#### [WHAT THIS TASK INVOLVES]
Pull out every line below that holds the word "brood".
— BEGIN RECORDS TO PROCESS —
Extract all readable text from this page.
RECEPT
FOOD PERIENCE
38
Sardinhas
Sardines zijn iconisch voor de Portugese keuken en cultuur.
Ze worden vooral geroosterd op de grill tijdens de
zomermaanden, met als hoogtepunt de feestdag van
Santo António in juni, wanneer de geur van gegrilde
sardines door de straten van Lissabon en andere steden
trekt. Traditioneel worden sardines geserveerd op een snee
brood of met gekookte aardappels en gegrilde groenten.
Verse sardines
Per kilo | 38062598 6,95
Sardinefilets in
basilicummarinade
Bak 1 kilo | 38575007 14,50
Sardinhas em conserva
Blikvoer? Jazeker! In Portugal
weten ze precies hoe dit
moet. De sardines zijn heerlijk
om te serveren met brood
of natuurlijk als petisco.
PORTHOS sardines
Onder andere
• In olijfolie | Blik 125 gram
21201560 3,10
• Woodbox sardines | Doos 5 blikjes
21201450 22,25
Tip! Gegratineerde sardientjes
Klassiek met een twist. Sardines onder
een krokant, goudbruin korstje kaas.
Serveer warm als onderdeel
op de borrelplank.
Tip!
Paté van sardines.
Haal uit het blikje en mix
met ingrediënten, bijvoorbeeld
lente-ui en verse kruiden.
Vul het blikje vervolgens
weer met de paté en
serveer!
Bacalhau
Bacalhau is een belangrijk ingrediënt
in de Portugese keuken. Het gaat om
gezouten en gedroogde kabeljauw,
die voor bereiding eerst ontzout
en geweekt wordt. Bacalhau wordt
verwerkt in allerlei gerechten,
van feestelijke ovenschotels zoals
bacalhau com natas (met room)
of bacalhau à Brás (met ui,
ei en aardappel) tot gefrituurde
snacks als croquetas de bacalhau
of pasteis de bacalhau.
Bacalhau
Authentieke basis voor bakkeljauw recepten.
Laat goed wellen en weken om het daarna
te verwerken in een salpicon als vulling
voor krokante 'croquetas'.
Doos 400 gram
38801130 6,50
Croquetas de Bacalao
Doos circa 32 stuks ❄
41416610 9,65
— END RECORDS TO PROCESS —
#### [RESULT FOR THIS TASK]
brood of met gekookte aardappels en gegrilde groenten.
om te serveren met brood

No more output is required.